- [Set problem] Can you copy out, word for word, the lines in the records below from the one containing "cloud-logo-icon bbox=[1020, 30, 1063, 50]" through the one containing "lat-tick-label: 50N bbox=[11, 126, 42, 145]", including both of those lines?

## begin

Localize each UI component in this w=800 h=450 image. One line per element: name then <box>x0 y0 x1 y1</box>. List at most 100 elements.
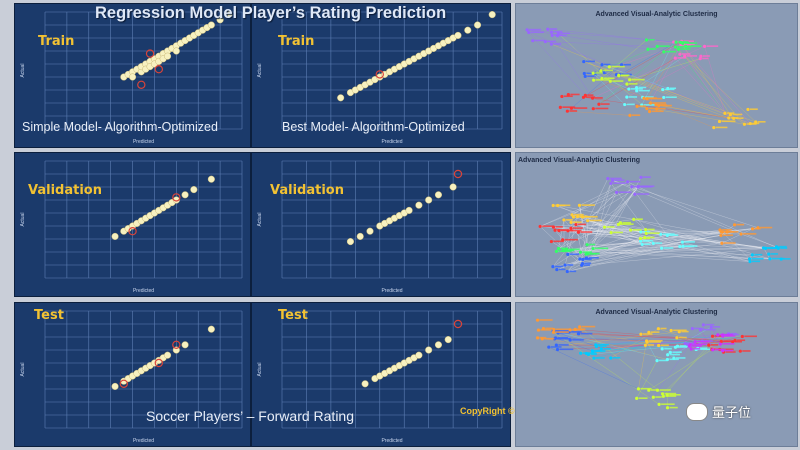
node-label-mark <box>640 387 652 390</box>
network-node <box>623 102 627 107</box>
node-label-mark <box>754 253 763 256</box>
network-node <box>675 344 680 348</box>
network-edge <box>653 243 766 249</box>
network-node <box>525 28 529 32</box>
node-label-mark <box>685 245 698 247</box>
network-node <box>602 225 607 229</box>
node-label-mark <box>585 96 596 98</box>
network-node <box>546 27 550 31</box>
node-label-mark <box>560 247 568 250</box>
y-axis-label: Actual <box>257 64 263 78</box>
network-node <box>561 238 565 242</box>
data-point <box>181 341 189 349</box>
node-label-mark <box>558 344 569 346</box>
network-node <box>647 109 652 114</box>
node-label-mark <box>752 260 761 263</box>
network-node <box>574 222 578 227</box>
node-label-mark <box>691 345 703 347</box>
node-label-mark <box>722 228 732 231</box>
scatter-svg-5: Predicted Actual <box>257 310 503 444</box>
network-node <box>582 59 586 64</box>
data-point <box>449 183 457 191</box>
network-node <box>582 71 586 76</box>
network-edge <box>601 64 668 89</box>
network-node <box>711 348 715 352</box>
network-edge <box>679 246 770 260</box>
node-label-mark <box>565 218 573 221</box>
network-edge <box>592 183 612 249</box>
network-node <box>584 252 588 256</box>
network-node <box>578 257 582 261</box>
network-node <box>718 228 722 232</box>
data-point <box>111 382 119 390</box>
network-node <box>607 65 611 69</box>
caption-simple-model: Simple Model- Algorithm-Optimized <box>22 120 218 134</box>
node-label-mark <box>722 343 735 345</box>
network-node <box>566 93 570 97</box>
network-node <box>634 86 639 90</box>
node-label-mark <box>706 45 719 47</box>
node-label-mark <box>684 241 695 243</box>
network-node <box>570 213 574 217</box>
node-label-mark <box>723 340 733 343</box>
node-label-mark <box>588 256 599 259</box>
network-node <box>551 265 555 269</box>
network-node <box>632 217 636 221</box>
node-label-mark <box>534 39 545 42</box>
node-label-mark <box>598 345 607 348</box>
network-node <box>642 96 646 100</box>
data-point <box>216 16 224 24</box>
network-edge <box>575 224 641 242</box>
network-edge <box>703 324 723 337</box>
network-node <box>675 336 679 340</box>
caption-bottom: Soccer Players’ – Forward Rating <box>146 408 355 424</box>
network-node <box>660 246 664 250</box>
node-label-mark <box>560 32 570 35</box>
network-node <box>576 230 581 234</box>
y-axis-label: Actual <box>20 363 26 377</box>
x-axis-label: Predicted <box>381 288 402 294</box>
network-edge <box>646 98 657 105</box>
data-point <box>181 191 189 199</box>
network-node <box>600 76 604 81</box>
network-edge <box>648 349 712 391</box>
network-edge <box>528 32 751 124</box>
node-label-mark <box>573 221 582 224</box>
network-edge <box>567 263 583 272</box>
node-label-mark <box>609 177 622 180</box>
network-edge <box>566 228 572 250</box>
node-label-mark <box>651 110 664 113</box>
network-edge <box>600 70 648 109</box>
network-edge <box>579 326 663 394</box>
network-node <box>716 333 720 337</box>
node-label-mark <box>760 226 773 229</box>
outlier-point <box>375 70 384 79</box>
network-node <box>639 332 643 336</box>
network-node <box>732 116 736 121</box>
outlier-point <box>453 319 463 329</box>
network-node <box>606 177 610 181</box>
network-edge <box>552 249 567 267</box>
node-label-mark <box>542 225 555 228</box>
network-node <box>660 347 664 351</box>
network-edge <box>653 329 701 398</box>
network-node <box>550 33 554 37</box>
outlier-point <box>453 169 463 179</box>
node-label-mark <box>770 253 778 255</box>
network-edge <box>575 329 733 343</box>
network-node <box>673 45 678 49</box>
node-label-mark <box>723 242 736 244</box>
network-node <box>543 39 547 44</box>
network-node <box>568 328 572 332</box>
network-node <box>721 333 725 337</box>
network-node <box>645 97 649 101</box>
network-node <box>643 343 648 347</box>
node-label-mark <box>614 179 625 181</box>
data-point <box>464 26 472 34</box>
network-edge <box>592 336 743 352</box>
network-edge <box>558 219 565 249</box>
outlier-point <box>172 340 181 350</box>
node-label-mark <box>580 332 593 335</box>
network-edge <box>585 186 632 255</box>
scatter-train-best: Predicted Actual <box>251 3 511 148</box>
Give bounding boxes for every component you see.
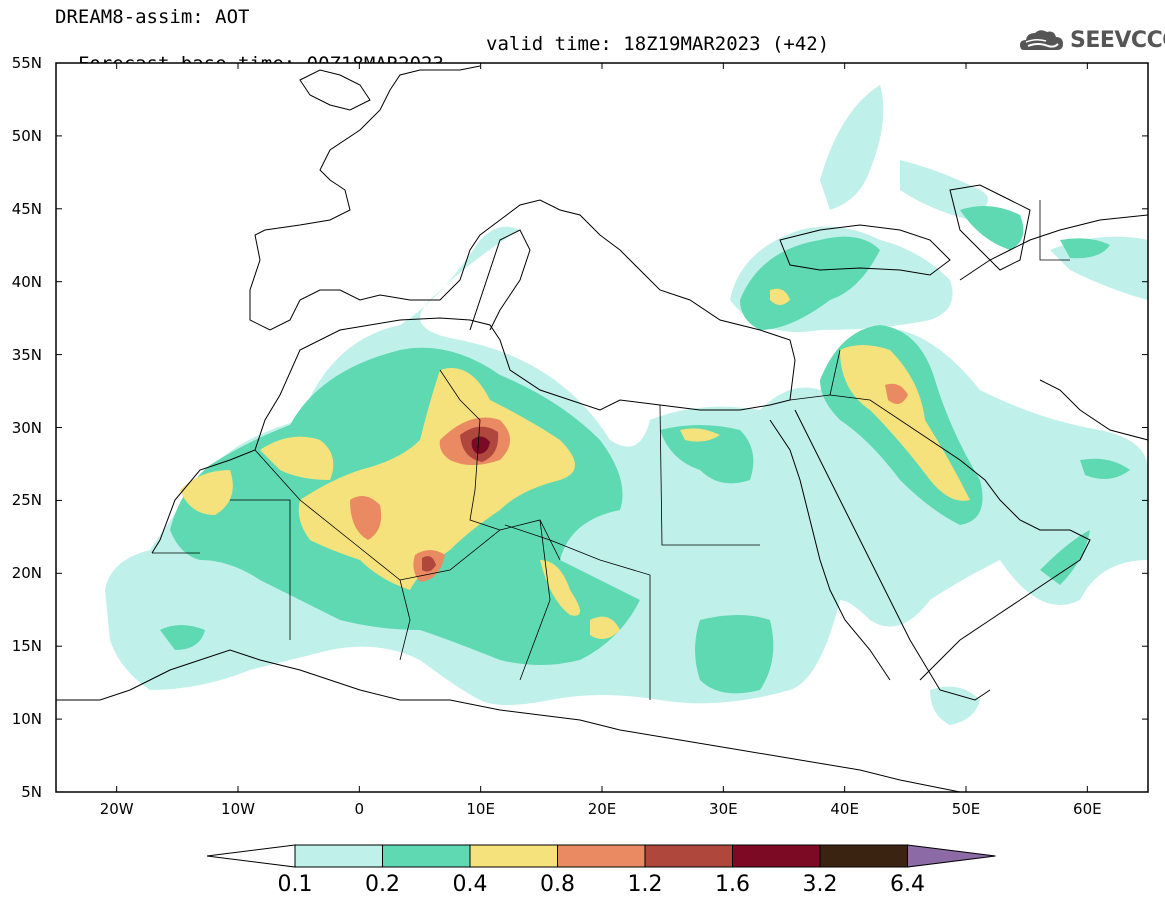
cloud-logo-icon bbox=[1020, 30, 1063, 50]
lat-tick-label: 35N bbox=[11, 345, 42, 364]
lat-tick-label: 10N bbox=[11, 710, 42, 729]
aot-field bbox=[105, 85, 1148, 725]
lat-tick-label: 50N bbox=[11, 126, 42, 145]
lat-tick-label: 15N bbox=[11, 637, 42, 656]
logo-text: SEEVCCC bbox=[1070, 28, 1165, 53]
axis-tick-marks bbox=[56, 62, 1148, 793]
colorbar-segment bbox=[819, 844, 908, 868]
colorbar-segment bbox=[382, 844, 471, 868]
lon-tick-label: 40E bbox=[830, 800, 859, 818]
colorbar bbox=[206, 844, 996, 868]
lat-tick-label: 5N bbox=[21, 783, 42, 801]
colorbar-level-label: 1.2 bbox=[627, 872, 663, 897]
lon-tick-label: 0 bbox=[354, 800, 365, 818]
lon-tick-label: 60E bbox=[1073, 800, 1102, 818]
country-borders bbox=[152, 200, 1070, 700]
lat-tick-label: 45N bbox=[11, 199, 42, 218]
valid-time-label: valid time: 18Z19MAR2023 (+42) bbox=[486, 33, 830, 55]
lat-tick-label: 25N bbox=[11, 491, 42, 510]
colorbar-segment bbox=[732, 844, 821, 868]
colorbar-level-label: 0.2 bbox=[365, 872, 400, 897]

## end

- [Task solution]
cloud-logo-icon bbox=[1020, 30, 1063, 50]
lat-tick-label: 35N bbox=[11, 345, 42, 364]
lat-tick-label: 10N bbox=[11, 710, 42, 729]
aot-field bbox=[105, 85, 1148, 725]
lat-tick-label: 50N bbox=[11, 126, 42, 145]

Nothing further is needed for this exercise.